[Data records]

[START]

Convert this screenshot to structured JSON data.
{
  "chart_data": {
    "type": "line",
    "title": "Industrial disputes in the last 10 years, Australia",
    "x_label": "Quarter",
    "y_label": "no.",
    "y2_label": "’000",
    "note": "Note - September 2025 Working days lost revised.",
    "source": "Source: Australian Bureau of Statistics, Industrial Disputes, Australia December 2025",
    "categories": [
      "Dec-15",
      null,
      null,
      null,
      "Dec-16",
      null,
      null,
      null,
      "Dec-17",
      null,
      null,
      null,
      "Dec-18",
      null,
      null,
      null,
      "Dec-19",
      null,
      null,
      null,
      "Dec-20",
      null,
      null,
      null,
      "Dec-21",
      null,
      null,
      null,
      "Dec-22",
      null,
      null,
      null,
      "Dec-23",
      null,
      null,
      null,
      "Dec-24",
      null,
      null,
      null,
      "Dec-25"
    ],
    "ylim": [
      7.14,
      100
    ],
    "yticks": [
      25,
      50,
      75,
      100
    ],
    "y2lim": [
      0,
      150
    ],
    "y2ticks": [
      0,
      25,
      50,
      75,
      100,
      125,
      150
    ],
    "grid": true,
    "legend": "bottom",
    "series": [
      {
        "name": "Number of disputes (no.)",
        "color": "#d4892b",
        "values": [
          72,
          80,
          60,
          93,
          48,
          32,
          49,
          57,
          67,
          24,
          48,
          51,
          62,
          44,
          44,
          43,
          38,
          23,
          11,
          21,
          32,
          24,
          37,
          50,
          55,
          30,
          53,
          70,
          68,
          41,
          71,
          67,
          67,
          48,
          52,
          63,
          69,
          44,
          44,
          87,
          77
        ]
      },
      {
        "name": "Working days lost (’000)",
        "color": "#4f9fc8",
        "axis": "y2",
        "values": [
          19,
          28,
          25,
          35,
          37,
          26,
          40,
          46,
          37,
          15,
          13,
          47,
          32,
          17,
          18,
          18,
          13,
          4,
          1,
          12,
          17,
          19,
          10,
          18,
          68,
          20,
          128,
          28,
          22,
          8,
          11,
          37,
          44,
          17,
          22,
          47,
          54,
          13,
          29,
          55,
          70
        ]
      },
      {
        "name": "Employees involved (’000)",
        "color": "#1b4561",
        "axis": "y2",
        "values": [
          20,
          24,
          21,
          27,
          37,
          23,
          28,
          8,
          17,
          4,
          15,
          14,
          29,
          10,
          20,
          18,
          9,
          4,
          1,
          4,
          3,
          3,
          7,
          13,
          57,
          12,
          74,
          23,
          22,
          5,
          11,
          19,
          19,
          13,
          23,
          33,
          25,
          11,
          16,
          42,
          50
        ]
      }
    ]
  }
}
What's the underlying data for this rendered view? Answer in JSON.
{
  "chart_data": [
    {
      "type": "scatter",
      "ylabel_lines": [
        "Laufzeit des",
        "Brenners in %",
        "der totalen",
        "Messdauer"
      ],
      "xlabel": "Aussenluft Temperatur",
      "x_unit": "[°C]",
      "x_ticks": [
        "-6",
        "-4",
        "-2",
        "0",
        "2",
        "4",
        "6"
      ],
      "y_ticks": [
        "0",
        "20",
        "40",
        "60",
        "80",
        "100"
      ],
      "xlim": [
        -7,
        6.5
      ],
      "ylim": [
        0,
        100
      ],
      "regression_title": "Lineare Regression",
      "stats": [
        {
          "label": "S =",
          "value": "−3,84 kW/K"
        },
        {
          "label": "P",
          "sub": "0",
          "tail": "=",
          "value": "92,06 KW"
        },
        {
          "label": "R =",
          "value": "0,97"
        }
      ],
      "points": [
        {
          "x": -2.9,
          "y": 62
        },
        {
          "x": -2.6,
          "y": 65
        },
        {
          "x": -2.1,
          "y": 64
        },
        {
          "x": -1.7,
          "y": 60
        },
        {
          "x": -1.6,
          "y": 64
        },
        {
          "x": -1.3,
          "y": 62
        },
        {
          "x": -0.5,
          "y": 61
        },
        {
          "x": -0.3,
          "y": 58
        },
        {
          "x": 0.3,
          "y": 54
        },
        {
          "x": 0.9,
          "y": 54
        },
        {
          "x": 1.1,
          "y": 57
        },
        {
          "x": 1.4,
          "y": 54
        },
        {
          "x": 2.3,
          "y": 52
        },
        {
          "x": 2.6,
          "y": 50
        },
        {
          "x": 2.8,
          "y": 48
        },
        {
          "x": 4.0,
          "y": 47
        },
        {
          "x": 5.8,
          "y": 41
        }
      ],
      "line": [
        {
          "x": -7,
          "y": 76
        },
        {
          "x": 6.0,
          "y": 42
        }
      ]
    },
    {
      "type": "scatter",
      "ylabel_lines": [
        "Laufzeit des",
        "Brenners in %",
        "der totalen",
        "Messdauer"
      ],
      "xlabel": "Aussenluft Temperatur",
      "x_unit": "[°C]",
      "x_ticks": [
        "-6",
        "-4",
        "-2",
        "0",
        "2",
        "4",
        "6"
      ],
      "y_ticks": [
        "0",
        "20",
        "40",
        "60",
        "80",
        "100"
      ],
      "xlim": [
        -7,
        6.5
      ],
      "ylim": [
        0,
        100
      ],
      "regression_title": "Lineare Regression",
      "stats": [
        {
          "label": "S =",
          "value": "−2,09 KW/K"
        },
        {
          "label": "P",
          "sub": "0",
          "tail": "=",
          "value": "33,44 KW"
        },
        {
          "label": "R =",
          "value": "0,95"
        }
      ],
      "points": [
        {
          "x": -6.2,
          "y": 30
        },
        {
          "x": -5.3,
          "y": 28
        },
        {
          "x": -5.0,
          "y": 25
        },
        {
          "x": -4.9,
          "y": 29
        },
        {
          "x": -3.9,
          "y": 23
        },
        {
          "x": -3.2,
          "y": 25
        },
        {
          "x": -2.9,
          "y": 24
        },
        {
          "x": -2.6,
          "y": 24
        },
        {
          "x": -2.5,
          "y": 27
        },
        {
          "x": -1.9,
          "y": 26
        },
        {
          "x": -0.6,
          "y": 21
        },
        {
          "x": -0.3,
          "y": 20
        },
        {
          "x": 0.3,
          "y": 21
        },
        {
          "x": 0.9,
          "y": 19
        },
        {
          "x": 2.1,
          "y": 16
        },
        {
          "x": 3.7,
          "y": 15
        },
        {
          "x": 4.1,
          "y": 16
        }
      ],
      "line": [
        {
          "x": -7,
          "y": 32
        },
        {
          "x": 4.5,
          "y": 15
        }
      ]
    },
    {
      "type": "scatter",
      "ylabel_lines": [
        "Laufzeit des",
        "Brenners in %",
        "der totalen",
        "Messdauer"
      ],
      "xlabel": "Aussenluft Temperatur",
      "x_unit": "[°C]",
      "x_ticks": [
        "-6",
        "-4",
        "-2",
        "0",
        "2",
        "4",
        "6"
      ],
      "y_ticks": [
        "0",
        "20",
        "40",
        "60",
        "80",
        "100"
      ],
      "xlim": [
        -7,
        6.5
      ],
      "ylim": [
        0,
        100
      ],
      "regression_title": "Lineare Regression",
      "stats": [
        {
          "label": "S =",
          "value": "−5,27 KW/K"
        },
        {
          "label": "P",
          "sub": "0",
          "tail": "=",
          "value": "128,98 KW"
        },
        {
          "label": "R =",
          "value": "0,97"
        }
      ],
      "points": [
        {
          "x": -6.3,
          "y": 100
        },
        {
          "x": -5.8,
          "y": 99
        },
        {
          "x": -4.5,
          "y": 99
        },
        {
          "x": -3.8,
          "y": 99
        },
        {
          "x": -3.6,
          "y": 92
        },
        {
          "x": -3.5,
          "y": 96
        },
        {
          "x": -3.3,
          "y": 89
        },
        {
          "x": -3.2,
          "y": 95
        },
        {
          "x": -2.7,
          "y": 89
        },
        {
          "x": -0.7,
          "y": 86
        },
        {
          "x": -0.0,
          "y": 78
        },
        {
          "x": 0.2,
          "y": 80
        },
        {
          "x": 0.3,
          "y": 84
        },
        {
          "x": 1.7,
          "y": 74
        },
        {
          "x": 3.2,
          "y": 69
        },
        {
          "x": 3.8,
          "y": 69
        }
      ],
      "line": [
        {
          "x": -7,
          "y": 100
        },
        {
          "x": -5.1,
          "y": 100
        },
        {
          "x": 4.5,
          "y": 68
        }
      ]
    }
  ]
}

[END]

Exercise brief: Which lines hold the word "JSON"? Copy all of them.

Solution to this exercise:
Convert this screenshot to structured JSON data.
What's the underlying data for this rendered view? Answer in JSON.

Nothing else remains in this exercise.